In this demo, we will explore the powerful capabilities of AutoML (Automated Machine Learning) within Databricks. AutoML allows you to automatically build, train, and select the best machine learning models for your data without manual intervention. We will create an AutoML experiment, evaluate the results, register the best model, and transition it to the **Staging** stage.

**Learning Objectives**

_By the end of this lesson, you will be able to:_

1. **Establish a baseline champion model with AutoML:**
    - Create an AutoML experiment using the Experiments UI.
    - (Optional) Create an AutoML experiment using the `databricks` Python library. 
    - Understand the various configuration options available in AutoML experiments.
2. **Model and notebook inspection:**
    - Evaluate the results of an AutoML experiment using the UI and identify the best model, called the champion model.
    - (Optional) Evaluate the results of an AutoML experiment using a notebook and identify the champion model.  
    - Open and explore the automatically generated notebook for the champion model.

Entries shown »

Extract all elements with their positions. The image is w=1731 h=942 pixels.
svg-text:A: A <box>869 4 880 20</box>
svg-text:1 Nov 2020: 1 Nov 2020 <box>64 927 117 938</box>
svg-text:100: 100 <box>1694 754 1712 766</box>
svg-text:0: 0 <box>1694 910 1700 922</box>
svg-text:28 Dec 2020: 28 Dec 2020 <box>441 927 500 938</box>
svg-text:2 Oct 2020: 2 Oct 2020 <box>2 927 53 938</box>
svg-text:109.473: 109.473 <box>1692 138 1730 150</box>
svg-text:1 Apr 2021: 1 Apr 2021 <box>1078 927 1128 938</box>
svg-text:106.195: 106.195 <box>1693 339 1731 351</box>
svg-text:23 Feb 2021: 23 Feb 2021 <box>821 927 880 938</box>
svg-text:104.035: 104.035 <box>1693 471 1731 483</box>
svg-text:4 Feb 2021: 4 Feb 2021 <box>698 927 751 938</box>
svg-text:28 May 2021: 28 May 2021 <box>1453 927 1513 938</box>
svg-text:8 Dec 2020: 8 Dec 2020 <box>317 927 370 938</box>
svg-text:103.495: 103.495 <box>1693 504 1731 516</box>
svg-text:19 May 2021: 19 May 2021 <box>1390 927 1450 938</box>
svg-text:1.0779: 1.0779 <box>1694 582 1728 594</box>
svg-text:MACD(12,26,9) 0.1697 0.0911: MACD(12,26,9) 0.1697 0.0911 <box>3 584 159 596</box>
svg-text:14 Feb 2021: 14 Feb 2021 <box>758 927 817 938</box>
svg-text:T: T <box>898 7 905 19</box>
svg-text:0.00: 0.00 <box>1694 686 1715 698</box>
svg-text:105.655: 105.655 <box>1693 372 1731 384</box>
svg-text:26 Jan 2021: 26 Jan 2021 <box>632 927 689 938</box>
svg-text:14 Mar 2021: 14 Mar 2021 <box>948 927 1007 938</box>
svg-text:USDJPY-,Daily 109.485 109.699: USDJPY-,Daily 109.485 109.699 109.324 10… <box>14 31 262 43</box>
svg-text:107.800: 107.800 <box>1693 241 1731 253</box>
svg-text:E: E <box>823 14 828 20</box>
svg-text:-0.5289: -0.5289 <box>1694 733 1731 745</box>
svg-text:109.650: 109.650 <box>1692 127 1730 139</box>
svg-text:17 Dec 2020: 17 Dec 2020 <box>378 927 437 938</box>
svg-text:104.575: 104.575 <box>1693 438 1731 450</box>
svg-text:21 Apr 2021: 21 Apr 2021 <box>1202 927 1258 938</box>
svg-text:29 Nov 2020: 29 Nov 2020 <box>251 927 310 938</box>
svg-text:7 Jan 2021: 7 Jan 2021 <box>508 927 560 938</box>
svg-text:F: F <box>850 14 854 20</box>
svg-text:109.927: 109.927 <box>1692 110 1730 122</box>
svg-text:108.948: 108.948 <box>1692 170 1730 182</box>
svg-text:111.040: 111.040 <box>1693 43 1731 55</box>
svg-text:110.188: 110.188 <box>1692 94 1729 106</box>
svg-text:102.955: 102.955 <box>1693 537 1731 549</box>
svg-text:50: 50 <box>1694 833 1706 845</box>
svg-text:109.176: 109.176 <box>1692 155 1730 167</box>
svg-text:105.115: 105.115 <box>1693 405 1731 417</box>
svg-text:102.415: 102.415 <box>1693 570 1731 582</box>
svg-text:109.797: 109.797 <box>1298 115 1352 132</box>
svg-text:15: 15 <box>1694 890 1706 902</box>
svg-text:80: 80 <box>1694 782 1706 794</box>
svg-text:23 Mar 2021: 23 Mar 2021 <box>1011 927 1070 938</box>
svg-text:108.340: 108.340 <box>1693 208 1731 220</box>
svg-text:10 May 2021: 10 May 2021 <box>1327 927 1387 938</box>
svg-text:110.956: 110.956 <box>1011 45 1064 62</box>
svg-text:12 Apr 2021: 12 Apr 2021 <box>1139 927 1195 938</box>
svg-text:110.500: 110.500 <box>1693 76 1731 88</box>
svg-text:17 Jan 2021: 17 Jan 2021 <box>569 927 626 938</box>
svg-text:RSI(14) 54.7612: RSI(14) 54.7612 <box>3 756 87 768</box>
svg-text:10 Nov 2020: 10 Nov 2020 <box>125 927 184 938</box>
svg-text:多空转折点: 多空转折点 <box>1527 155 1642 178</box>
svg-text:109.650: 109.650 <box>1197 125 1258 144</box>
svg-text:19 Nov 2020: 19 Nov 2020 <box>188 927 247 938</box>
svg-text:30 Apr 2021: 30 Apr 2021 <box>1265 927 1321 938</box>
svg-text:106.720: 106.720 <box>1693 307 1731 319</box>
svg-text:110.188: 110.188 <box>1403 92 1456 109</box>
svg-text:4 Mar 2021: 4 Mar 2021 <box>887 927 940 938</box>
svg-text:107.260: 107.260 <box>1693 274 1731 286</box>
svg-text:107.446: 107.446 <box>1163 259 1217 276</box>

What is needed »
Copy the passage from the Databricks AutoML demo from "1. **Establish a" to "called the champion model.", word for word.

Correct output »
1. **Establish a baseline champion model with AutoML:**
    - Create an AutoML experiment using the Experiments UI.
    - (Optional) Create an AutoML experiment using the `databricks` Python library. 
    - Understand the various configuration options available in AutoML experiments.
2. **Model and notebook inspection:**
    - Evaluate the results of an AutoML experiment using the UI and identify the best model, called the champion model.